**INFORMATION PROVIDED:**
▼
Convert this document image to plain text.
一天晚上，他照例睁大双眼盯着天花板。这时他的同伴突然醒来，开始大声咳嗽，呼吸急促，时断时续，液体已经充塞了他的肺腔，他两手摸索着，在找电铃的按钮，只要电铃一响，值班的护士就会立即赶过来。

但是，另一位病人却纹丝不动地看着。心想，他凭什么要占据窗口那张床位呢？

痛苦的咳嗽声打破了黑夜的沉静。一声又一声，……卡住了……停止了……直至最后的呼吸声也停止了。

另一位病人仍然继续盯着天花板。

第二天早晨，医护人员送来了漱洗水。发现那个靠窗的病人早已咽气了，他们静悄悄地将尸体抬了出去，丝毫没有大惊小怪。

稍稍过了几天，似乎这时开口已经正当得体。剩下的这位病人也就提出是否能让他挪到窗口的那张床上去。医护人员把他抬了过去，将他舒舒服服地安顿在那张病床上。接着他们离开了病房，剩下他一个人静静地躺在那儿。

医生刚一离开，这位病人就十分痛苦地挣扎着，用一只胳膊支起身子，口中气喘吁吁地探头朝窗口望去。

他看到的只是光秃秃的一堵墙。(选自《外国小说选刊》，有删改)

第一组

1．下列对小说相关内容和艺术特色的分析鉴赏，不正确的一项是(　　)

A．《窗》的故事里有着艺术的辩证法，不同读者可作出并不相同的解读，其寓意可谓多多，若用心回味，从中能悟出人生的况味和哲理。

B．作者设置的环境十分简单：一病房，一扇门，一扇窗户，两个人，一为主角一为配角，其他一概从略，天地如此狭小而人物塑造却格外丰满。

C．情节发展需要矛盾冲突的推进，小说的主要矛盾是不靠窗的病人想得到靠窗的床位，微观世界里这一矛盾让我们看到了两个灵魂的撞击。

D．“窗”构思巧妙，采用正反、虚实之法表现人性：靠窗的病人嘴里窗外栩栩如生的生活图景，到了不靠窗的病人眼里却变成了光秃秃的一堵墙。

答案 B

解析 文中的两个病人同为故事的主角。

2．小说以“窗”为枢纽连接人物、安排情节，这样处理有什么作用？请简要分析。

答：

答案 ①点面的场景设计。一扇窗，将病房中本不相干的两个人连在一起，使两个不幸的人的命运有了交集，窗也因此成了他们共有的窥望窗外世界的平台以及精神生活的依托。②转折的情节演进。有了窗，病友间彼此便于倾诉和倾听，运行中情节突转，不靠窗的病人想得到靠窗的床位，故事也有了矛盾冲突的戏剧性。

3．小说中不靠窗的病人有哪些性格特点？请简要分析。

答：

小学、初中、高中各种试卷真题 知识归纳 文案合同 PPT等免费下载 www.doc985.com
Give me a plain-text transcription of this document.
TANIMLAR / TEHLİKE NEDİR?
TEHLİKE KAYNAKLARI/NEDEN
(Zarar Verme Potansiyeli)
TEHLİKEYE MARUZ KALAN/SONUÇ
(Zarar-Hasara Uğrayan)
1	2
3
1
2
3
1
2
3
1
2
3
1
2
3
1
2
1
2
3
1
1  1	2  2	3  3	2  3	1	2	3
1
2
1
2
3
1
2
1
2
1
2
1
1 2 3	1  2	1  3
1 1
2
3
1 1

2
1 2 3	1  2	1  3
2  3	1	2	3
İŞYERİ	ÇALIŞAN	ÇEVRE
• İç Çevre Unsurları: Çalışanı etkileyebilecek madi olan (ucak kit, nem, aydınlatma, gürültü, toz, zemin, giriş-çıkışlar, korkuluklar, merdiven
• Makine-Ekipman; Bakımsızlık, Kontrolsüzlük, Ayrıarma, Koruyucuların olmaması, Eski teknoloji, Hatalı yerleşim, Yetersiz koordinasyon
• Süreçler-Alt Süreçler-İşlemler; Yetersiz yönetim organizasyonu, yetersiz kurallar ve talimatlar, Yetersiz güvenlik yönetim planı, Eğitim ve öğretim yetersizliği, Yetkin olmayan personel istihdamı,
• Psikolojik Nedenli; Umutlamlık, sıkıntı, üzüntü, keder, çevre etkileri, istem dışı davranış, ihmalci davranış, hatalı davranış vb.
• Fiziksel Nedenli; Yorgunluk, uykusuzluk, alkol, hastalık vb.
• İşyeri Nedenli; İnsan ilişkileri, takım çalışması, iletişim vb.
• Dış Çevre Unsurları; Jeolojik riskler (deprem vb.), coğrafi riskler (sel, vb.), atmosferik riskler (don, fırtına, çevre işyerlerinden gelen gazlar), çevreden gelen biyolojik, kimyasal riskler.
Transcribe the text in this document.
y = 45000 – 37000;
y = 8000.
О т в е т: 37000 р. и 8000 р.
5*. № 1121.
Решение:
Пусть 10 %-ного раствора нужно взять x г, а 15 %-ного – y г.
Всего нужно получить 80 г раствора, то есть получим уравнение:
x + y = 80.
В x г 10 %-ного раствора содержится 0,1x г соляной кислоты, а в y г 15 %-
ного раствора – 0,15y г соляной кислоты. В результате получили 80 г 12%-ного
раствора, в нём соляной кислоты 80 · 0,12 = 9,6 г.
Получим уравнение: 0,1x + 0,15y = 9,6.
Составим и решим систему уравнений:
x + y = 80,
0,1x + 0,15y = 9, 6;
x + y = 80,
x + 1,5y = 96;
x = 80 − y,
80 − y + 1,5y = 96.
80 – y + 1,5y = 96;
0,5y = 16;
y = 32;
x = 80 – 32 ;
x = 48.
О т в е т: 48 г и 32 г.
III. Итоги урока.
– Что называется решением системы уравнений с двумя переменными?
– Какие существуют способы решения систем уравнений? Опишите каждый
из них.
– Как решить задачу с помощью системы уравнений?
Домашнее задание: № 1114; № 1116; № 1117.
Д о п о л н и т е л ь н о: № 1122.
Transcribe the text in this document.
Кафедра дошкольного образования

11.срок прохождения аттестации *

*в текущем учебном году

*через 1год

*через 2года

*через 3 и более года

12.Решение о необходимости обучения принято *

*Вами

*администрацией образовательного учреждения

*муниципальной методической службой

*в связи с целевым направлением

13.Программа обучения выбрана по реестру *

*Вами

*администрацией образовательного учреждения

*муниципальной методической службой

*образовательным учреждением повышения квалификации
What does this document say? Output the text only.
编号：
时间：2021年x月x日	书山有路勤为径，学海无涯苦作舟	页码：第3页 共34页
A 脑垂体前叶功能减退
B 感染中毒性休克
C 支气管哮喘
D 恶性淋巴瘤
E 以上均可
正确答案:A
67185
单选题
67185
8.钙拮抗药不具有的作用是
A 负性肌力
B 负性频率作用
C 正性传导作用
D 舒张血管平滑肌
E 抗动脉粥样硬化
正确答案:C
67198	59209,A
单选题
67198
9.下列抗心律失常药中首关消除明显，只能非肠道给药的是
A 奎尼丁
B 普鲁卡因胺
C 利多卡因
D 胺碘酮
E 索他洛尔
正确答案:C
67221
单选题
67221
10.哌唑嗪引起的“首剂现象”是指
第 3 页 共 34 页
▲
**YOUR TASK:** Pull every line containing the word "раствора" out of the material.

**WRITTEN ANSWER:**
Пусть 10 %-ного раствора нужно взять x г, а 15 %-ного – y г.
Всего нужно получить 80 г раствора, то есть получим уравнение:
В x г 10 %-ного раствора содержится 0,1x г соляной кислоты, а в y г 15 %-
ного раствора – 0,15y г соляной кислоты. В результате получили 80 г 12%-ного
раствора, в нём соляной кислоты 80 · 0,12 = 9,6 г.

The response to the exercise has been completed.